_Description of the task:_
Change "legend-label" to "legend-entry" in the records from the beginning through the line containing "series-bending [94,49,481,285]", and reproduce those lines with everything else left unchanged.

start Source records

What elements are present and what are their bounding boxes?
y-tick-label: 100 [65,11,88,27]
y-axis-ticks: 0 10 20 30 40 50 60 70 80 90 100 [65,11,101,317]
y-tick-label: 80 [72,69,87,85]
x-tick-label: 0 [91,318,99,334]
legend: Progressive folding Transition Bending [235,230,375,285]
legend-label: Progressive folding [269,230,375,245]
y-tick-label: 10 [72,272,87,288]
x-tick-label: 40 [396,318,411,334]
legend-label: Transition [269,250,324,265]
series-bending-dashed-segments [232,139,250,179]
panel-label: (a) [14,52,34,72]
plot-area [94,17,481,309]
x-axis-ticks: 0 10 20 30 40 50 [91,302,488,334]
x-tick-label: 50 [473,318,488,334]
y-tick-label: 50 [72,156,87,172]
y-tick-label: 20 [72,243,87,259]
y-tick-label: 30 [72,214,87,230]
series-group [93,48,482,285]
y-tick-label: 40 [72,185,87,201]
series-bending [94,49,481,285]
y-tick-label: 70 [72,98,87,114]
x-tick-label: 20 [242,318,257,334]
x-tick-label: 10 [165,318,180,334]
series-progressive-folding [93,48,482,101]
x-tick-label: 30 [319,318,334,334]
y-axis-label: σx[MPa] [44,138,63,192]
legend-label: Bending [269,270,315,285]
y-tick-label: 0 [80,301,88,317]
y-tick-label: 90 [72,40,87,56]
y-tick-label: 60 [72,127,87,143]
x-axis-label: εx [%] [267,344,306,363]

end Source records

_Result of the task:_
What elements are present and what are their bounding boxes?
y-tick-label: 100 [65,11,88,27]
y-axis-ticks: 0 10 20 30 40 50 60 70 80 90 100 [65,11,101,317]
y-tick-label: 80 [72,69,87,85]
x-tick-label: 0 [91,318,99,334]
legend: Progressive folding Transition Bending [235,230,375,285]
legend-entry: Progressive folding [269,230,375,245]
y-tick-label: 10 [72,272,87,288]
x-tick-label: 40 [396,318,411,334]
legend-entry: Transition [269,250,324,265]
series-bending-dashed-segments [232,139,250,179]
panel-label: (a) [14,52,34,72]
plot-area [94,17,481,309]
x-axis-ticks: 0 10 20 30 40 50 [91,302,488,334]
x-tick-label: 50 [473,318,488,334]
y-tick-label: 50 [72,156,87,172]
y-tick-label: 20 [72,243,87,259]
y-tick-label: 30 [72,214,87,230]
series-group [93,48,482,285]
y-tick-label: 40 [72,185,87,201]
series-bending [94,49,481,285]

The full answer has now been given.